Exercise: Copy out the entries exactly, from the first line to the last.

Stored data:
↓

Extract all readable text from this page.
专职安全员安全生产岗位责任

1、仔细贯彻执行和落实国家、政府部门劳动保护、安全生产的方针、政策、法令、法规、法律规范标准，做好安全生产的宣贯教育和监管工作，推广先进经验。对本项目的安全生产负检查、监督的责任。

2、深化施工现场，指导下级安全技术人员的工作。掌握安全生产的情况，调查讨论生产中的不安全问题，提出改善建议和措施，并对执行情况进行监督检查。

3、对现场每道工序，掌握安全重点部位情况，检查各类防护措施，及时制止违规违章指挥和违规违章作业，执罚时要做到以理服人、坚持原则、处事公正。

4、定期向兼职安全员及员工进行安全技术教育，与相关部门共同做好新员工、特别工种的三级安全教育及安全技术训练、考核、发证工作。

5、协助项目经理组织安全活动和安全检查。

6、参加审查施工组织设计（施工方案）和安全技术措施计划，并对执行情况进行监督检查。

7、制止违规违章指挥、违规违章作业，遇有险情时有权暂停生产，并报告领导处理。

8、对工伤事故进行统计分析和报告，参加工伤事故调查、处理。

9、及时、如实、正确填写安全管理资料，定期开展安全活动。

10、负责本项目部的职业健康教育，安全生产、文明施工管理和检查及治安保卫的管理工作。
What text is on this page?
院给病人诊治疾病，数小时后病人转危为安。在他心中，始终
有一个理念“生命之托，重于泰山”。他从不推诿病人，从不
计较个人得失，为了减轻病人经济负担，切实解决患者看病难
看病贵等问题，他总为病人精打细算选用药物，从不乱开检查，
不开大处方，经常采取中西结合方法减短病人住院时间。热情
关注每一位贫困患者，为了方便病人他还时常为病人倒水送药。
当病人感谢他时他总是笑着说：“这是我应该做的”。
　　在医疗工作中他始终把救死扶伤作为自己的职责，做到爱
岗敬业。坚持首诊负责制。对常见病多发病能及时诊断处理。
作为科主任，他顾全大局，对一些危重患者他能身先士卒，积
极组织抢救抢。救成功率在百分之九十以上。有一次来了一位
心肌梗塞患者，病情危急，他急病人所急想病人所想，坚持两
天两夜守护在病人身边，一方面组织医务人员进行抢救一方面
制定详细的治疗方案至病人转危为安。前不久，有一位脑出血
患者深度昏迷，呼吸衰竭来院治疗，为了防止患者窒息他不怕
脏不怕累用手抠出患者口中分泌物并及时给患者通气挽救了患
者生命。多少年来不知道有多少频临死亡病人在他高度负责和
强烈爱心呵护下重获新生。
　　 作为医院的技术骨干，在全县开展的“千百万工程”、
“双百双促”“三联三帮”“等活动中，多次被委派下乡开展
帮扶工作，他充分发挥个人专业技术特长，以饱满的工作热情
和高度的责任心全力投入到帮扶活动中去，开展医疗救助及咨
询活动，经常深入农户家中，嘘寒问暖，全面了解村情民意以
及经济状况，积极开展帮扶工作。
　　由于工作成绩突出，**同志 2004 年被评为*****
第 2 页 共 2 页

↑

Solved problem:
Extract all readable text from this page.
专职安全员安全生产岗位责任

1、仔细贯彻执行和落实国家、政府部门劳动保护、安全生产的方针、政策、法令、法规、法律规范标准，做好安全生产的宣贯教育和监管工作，推广先进经验。对本项目的安全生产负检查、监督的责任。

2、深化施工现场，指导下级安全技术人员的工作。掌握安全生产的情况，调查讨论生产中的不安全问题，提出改善建议和措施，并对执行情况进行监督检查。

3、对现场每道工序，掌握安全重点部位情况，检查各类防护措施，及时制止违规违章指挥和违规违章作业，执罚时要做到以理服人、坚持原则、处事公正。

4、定期向兼职安全员及员工进行安全技术教育，与相关部门共同做好新员工、特别工种的三级安全教育及安全技术训练、考核、发证工作。

5、协助项目经理组织安全活动和安全检查。

6、参加审查施工组织设计（施工方案）和安全技术措施计划，并对执行情况进行监督检查。

7、制止违规违章指挥、违规违章作业，遇有险情时有权暂停生产，并报告领导处理。

8、对工伤事故进行统计分析和报告，参加工伤事故调查、处理。

9、及时、如实、正确填写安全管理资料，定期开展安全活动。

10、负责本项目部的职业健康教育，安全生产、文明施工管理和检查及治安保卫的管理工作。
What text is on this page?
院给病人诊治疾病，数小时后病人转危为安。在他心中，始终
有一个理念“生命之托，重于泰山”。他从不推诿病人，从不
计较个人得失，为了减轻病人经济负担，切实解决患者看病难
看病贵等问题，他总为病人精打细算选用药物，从不乱开检查，
不开大处方，经常采取中西结合方法减短病人住院时间。热情
关注每一位贫困患者，为了方便病人他还时常为病人倒水送药。
当病人感谢他时他总是笑着说：“这是我应该做的”。
　　在医疗工作中他始终把救死扶伤作为自己的职责，做到爱
岗敬业。坚持首诊负责制。对常见病多发病能及时诊断处理。
作为科主任，他顾全大局，对一些危重患者他能身先士卒，积
极组织抢救抢。救成功率在百分之九十以上。有一次来了一位
心肌梗塞患者，病情危急，他急病人所急想病人所想，坚持两
天两夜守护在病人身边，一方面组织医务人员进行抢救一方面
制定详细的治疗方案至病人转危为安。前不久，有一位脑出血
患者深度昏迷，呼吸衰竭来院治疗，为了防止患者窒息他不怕
脏不怕累用手抠出患者口中分泌物并及时给患者通气挽救了患
者生命。多少年来不知道有多少频临死亡病人在他高度负责和
强烈爱心呵护下重获新生。
　　 作为医院的技术骨干，在全县开展的“千百万工程”、
“双百双促”“三联三帮”“等活动中，多次被委派下乡开展
帮扶工作，他充分发挥个人专业技术特长，以饱满的工作热情
和高度的责任心全力投入到帮扶活动中去，开展医疗救助及咨
询活动，经常深入农户家中，嘘寒问暖，全面了解村情民意以
及经济状况，积极开展帮扶工作。
　　由于工作成绩突出，**同志 2004 年被评为*****
第 2 页 共 2 页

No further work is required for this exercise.